**Data listing**
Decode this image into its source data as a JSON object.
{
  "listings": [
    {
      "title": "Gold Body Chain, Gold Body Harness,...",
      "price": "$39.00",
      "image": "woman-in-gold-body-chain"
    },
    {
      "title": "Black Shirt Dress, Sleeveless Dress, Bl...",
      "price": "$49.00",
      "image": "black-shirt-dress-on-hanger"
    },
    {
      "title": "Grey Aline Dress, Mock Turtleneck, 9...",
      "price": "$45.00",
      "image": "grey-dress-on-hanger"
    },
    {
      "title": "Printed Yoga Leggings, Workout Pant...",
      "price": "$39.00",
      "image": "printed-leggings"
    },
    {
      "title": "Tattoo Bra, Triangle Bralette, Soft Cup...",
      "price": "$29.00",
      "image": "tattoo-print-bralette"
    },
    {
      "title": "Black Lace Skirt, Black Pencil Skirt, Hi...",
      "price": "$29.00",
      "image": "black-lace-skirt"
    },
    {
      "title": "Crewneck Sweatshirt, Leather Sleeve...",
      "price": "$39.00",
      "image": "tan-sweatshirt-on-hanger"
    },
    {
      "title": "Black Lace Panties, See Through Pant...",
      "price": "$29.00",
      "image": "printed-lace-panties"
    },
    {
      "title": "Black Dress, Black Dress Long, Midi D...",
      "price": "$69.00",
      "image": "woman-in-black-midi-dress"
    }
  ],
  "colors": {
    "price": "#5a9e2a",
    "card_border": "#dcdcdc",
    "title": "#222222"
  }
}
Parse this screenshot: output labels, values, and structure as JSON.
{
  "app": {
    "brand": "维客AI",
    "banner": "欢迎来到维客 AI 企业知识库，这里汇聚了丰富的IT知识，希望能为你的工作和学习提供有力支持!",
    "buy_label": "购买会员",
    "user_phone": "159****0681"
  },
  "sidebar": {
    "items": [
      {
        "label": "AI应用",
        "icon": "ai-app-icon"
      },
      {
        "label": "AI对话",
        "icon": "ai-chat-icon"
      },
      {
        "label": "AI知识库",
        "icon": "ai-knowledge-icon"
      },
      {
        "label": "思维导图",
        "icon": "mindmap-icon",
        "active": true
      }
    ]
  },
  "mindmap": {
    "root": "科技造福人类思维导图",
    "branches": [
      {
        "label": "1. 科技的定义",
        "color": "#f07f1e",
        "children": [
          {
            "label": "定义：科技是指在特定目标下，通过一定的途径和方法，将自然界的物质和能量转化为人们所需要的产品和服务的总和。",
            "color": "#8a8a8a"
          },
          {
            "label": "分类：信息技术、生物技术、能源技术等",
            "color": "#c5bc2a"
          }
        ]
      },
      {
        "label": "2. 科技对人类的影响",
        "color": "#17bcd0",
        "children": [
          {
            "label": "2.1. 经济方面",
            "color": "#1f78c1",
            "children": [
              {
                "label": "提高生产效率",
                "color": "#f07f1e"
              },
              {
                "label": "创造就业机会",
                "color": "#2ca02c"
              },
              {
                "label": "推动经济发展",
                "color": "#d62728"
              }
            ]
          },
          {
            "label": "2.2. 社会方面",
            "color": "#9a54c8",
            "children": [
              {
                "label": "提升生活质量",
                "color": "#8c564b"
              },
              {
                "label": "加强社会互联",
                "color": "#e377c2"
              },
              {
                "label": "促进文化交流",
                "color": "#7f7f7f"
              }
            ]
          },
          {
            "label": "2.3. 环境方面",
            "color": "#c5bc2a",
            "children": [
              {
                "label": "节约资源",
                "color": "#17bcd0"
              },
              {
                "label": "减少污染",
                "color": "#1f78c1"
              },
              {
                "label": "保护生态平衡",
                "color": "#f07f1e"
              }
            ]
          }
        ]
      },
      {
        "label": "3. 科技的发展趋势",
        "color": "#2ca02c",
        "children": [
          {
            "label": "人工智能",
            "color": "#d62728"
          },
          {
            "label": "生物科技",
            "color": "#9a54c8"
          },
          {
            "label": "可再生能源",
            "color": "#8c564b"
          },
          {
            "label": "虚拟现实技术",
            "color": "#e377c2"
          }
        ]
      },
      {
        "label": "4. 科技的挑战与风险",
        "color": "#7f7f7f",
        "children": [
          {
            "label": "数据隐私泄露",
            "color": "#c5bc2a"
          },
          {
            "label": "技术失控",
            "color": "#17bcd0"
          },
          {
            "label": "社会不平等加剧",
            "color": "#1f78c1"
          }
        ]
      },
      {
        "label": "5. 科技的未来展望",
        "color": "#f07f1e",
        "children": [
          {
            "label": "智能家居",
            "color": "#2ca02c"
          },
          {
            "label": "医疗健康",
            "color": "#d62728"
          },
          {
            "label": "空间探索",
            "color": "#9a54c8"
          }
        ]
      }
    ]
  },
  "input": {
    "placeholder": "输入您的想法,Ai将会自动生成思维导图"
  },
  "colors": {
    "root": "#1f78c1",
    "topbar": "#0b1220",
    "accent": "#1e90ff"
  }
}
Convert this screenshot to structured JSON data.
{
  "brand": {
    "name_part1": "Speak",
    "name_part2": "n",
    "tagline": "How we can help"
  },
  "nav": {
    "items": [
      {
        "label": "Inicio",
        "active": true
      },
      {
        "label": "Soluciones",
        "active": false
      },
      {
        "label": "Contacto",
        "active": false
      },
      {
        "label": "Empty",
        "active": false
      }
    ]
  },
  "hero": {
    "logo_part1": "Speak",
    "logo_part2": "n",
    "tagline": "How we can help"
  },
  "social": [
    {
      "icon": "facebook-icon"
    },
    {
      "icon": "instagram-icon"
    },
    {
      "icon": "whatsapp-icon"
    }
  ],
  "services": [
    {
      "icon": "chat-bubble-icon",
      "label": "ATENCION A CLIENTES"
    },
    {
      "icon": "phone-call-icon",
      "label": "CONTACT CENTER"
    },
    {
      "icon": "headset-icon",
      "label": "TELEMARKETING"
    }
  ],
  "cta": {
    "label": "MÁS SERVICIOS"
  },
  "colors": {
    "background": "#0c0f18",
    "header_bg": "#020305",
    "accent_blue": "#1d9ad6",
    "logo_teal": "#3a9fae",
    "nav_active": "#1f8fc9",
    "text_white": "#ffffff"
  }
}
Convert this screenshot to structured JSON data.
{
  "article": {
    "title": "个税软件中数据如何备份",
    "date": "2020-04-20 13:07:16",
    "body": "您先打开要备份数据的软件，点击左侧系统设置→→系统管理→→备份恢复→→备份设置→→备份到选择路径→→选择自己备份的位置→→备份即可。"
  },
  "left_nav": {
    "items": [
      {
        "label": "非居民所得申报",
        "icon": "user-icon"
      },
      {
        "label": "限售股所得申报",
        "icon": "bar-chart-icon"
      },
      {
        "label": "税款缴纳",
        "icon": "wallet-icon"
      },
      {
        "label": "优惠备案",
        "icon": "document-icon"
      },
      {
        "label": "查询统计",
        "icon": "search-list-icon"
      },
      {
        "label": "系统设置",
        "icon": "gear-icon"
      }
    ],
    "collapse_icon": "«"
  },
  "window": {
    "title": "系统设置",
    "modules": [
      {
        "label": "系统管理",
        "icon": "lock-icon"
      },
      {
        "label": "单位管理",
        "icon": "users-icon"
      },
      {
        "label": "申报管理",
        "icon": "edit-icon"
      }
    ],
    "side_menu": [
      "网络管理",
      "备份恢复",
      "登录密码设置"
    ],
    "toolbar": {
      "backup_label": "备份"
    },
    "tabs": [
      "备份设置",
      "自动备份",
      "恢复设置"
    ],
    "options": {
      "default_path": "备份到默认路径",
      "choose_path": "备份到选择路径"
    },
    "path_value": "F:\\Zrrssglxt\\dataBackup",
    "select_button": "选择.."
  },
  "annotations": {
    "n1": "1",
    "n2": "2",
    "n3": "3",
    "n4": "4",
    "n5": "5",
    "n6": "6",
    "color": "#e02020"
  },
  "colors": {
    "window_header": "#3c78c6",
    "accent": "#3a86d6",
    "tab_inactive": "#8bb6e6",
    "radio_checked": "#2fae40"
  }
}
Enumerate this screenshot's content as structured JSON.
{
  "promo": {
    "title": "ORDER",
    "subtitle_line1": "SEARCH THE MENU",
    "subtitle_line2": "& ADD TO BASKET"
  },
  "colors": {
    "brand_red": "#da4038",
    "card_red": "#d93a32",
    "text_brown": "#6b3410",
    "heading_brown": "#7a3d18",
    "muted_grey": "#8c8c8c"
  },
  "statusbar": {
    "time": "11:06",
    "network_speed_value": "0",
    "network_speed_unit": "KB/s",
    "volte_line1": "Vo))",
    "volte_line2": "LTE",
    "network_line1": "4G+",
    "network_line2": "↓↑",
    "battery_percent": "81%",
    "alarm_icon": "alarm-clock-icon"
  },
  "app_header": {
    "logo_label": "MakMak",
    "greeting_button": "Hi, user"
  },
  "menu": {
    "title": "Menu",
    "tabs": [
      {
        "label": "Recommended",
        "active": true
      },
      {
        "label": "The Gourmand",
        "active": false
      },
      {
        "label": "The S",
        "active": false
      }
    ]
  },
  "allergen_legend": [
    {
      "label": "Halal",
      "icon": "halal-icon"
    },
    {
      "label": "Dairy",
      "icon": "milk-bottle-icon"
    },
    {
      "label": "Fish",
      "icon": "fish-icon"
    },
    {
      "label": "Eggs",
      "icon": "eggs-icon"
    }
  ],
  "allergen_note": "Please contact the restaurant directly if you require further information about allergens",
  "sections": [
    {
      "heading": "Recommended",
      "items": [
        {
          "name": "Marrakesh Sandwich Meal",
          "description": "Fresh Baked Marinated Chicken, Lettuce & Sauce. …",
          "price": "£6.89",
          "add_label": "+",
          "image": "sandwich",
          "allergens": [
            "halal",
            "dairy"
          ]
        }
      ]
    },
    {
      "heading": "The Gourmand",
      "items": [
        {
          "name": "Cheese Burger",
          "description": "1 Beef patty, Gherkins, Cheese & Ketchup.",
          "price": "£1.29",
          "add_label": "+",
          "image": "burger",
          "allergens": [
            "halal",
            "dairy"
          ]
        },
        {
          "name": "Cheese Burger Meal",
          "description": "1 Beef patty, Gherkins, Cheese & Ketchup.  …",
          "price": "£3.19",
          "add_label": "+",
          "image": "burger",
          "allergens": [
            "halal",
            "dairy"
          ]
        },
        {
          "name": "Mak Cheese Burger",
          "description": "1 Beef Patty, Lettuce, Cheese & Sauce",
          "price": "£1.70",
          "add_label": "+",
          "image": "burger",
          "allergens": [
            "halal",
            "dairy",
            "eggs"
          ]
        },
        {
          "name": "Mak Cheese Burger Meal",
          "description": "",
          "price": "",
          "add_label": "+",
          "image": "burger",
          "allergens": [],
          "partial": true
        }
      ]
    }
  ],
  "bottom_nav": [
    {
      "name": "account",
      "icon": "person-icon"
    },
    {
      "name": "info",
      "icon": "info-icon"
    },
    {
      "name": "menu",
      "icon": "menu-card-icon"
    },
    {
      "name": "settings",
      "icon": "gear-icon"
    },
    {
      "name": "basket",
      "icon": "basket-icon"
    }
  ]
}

**Task goal**
From the records above, pick out and copy each line holding the word "hanger".

**Result of this task**
      "image": "black-shirt-dress-on-hanger"
      "image": "grey-dress-on-hanger"
      "image": "tan-sweatshirt-on-hanger"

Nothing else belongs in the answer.